Democracy of the people, by the people, for the people seems to be failing us. Politicians elected to make decisions on our behalf seem to listen more to their political supporters than the experts.

Climate change is a perfect example of the failure of the current democratic systems to deliver up good governance.

Around the world, there is a growing consensus that we need to take action on climate change. Some 97 pr cent of climate scientists agree on the science, and what the future holds if we do nothing – rising sea levels, wilder weather, displaced populations and changing ecosystems to begin with.

Even some past detractors are changing their minds. In Australia, AGL, one of nation’s largest coal-fired electricity generators, recently announced it would be phasing out its plants by 2050, and expanding its efforts in alternative energy.

But the climate deniers still fight on, hoping to persuade us that the scientific community is committing a massive fraud on the citizens of the world.. In April the Australian Federal Government announced it would be “investing” $4 million to help Bjorn Lomborg who contends that climate change is “overstated” and “not a priority”, to set up a new “consensus center” at the University of Western Australia. Lomborg is from Denmark, that is now the world leader in wind-power generation. Denmark currently generates 39 per cent of its electricity needs from wind, and plans to achieve 50 per cent by 2050. Even in nearby England, where the conservatives have been in government for the past four years, 25% of homes are powered by wind.

This is the same government that slashed investment in R&D for co-operative research centers and cut the funding of Australia’s premier research institution, the Commonwealth Scientific and Industrial Research Organization. It also abolished the Climate Commission, which comprised Australia’s best climate scientists, economists and energy experts on the basis that the $1.5 million annual operating costs was too expensive.

So what’s going on?

Its all about pandering to the base, the reliable rusted-on voters who deliver political support, and the vested interests that deliver financial support.

A few years ago, the current Australian Prime Minister Tony Abbott, defeated the then leader of the opposition, Malcolm Turnbull, in a vote to be the leader of the parliamentary Liberal Party.

Turnbull, an advocate of carbon pricing, was preparing to do the unthinkable; support the Labor Party government of the time on legislation to implement an emissions trading scheme. This plan so upset his rather right-wing backbench and some of their mining industry supporters, many of them climate change deniers, they booted Turnbull from the leadership, by a slim majority, 42-41.

Abbott survives as Prime Minister by a knife-edge majority of parliamentary support, even though his performance in the job has been abysmal. His public approval rating hit a recent low of just 29 per cent.

The breakdown of Australian bi-partisanship on climate change over the past decade mirrors what is happening in the USA. Despite overwhelming evidence from highly respected scientists at NASA and NOAA, the Republican and Democratic parties, at least at the Federal Level, are on a collision course over tougher rules for coal-fired power plant emissions.

Meanwhile, the majority of Americans (63%), like the majority of Australians (75%), believe that climate change is real and a major threat. Yet a small minority in both countries have managed to shift the political game to serve their interests at the expense of everyone else.

If the purpose of democracy is to best serve the needs/interests of the people in both the long term and the short term, then the system of Parliamentary democracy, is longer working as well as it should.

### [Records for processing]

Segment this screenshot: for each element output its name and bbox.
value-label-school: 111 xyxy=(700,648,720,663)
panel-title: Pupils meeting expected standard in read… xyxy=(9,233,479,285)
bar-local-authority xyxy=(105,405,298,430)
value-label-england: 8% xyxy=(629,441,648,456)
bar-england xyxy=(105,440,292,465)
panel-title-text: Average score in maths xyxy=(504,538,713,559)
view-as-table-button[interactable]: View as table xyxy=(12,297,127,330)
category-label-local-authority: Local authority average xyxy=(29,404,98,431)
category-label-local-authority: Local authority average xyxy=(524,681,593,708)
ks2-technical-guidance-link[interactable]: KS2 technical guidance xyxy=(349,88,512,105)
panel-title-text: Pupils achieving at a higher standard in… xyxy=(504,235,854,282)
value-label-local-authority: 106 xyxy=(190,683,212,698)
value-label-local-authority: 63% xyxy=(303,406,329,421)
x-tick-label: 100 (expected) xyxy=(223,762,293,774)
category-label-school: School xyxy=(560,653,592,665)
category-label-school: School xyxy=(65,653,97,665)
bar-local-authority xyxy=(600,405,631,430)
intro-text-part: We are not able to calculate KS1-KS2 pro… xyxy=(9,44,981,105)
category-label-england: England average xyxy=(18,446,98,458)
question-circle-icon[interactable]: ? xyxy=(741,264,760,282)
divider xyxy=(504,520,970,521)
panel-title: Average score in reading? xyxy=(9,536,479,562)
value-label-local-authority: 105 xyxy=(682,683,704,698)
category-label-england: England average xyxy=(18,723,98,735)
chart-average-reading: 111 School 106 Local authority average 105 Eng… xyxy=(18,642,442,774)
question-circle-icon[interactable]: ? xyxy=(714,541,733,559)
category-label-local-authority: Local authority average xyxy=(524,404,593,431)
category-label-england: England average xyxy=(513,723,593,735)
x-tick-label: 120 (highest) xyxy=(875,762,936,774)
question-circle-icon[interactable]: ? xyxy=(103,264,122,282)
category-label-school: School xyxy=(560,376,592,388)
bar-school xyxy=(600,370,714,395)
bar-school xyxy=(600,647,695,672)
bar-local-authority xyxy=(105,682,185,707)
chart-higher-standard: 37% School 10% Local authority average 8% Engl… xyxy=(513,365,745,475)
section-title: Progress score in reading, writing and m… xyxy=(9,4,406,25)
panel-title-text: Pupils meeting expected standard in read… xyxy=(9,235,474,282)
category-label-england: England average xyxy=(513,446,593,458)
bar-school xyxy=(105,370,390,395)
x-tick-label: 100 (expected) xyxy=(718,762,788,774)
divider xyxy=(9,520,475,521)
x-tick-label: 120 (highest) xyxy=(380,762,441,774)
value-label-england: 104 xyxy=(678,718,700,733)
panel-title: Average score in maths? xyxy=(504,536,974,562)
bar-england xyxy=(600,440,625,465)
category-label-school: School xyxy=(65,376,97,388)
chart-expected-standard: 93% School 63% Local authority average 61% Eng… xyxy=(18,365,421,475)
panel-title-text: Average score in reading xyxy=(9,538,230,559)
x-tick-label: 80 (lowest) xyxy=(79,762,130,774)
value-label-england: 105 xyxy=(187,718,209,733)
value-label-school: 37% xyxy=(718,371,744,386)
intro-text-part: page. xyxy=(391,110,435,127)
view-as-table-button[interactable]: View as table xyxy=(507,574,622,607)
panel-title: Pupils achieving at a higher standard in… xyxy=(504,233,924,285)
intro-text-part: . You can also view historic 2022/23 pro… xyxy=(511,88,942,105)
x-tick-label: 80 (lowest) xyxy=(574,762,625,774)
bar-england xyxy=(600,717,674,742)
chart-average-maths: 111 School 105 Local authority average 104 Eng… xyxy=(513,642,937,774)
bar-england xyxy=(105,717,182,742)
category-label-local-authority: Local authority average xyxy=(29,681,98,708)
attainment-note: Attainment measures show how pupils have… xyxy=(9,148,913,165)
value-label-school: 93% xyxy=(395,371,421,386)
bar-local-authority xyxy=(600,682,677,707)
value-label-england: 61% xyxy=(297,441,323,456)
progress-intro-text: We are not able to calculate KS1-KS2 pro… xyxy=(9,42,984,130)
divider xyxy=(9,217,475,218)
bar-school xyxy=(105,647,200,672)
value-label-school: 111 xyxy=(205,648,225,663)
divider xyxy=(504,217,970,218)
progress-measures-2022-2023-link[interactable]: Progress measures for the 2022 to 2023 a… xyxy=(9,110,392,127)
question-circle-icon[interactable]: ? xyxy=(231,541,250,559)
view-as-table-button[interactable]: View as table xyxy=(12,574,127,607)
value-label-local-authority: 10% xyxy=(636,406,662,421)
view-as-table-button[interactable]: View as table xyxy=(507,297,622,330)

### [Task set]
1. List every person named in the piece on democracy and climate change.
2. Reproduce the lines of the records from the first one through the line holding "ks2-technical-guidance-link[interactable]: KS2 technical", inclusive.
The records have no connection to the text.

### [Task-by-task results]
1. Bjorn Lomborg, Tony Abbott, Malcolm Turnbull

2.
Segment this screenshot: for each element output its name and bbox.
value-label-school: 111 xyxy=(700,648,720,663)
panel-title: Pupils meeting expected standard in read… xyxy=(9,233,479,285)
bar-local-authority xyxy=(105,405,298,430)
value-label-england: 8% xyxy=(629,441,648,456)
bar-england xyxy=(105,440,292,465)
panel-title-text: Average score in maths xyxy=(504,538,713,559)
view-as-table-button[interactable]: View as table xyxy=(12,297,127,330)
category-label-local-authority: Local authority average xyxy=(29,404,98,431)
category-label-local-authority: Local authority average xyxy=(524,681,593,708)
ks2-technical-guidance-link[interactable]: KS2 technical guidance xyxy=(349,88,512,105)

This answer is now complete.